▸ **Dataset excerpts**:
———

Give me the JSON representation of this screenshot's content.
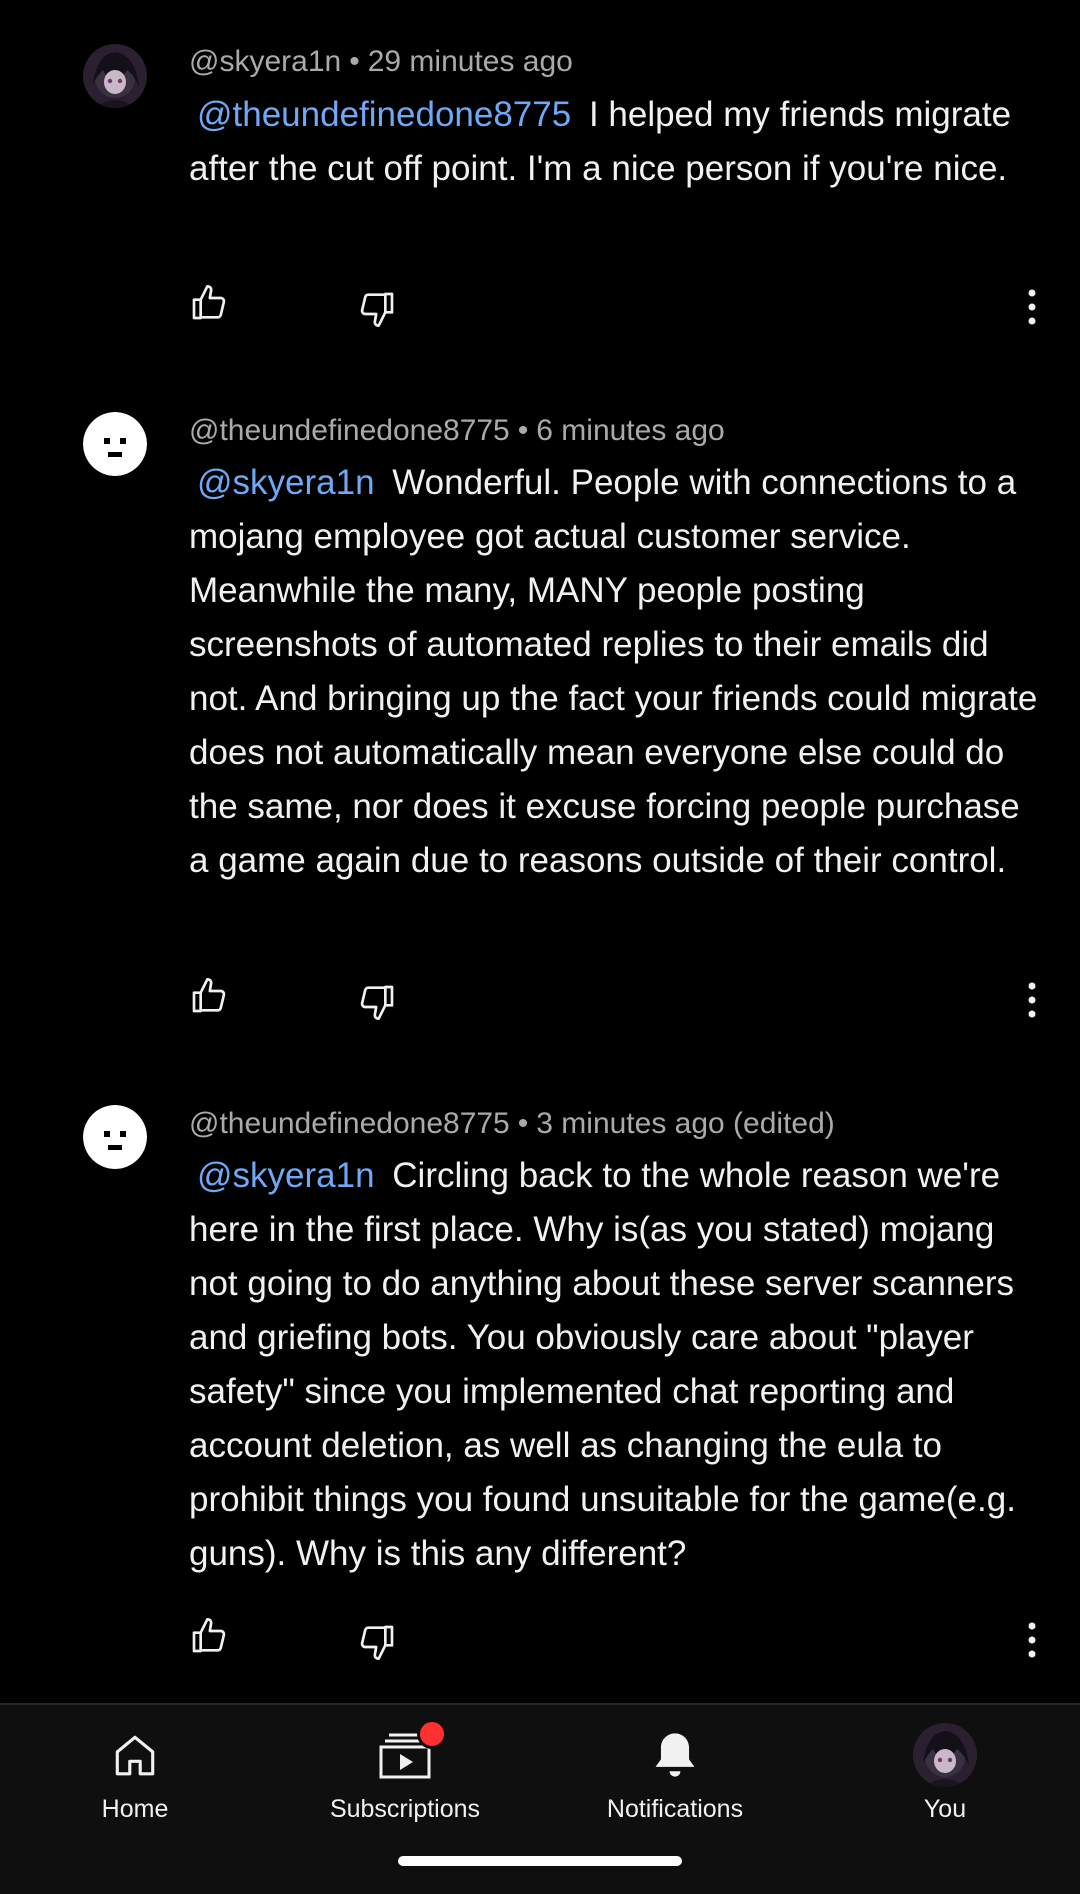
{
  "comments": [
    {
      "author": "@skyera1n",
      "time": "29 minutes ago",
      "avatar": "anime-avatar",
      "mention": "@theundefinedone8775",
      "text": "I helped my friends migrate after the cut off point. I'm a nice person if you're nice."
    },
    {
      "author": "@theundefinedone8775",
      "time": "6 minutes ago",
      "avatar": "default-face-avatar",
      "mention": "@skyera1n",
      "text": "Wonderful. People with connections to a mojang employee got actual customer service. Meanwhile the many, MANY people posting screenshots of automated replies to their emails did not. And bringing up the fact your friends could migrate does not automatically mean everyone else could do the same, nor does it excuse forcing people purchase a game again due to reasons outside of their control."
    },
    {
      "author": "@theundefinedone8775",
      "time": "3 minutes ago (edited)",
      "avatar": "default-face-avatar",
      "mention": "@skyera1n",
      "text": "Circling back to the whole reason we're here in the first place. Why is(as you stated) mojang not going to do anything about these server scanners and griefing bots. You obviously care about \"player safety\" since you implemented chat reporting and account deletion, as well as changing the eula to prohibit things you found unsuitable for the game(e.g. guns). Why is this any different?"
    }
  ],
  "separator": "•",
  "nav": {
    "home": "Home",
    "subscriptions": "Subscriptions",
    "notifications": "Notifications",
    "you": "You"
  },
  "colors": {
    "background": "#000000",
    "text": "#f1f1f1",
    "meta": "#aaaaaa",
    "mention": "#6fa8f5",
    "badge": "#ff3030",
    "navbar": "#0f0f0f"
  },
  "icons": {
    "like": "thumbs-up-icon",
    "dislike": "thumbs-down-icon",
    "more": "more-vertical-icon",
    "home": "home-icon",
    "subscriptions": "subscriptions-icon",
    "notifications": "bell-icon"
  }
}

———

▸ **Requirements**:
Without the pictures, restate each entry exactly.

▸ **Result**:
Give me the JSON representation of this screenshot's content.
{
  "comments": [
    {
      "author": "@skyera1n",
      "time": "29 minutes ago",
      "avatar": "anime-avatar",
      "mention": "@theundefinedone8775",
      "text": "I helped my friends migrate after the cut off point. I'm a nice person if you're nice."
    },
    {
      "author": "@theundefinedone8775",
      "time": "6 minutes ago",
      "avatar": "default-face-avatar",
      "mention": "@skyera1n",
      "text": "Wonderful. People with connections to a mojang employee got actual customer service. Meanwhile the many, MANY people posting screenshots of automated replies to their emails did not. And bringing up the fact your friends could migrate does not automatically mean everyone else could do the same, nor does it excuse forcing people purchase a game again due to reasons outside of their control."
    },
    {
      "author": "@theundefinedone8775",
      "time": "3 minutes ago (edited)",
      "avatar": "default-face-avatar",
      "mention": "@skyera1n",
      "text": "Circling back to the whole reason we're here in the first place. Why is(as you stated) mojang not going to do anything about these server scanners and griefing bots. You obviously care about \"player safety\" since you implemented chat reporting and account deletion, as well as changing the eula to prohibit things you found unsuitable for the game(e.g. guns). Why is this any different?"
    }
  ],
  "separator": "•",
  "nav": {
    "home": "Home",
    "subscriptions": "Subscriptions",
    "notifications": "Notifications",
    "you": "You"
  },
  "colors": {
    "background": "#000000",
    "text": "#f1f1f1",
    "meta": "#aaaaaa",
    "mention": "#6fa8f5",
    "badge": "#ff3030",
    "navbar": "#0f0f0f"
  },
  "icons": {
    "like": "thumbs-up-icon",
    "dislike": "thumbs-down-icon",
    "more": "more-vertical-icon",
    "home": "home-icon",
    "subscriptions": "subscriptions-icon",
    "notifications": "bell-icon"
  }
}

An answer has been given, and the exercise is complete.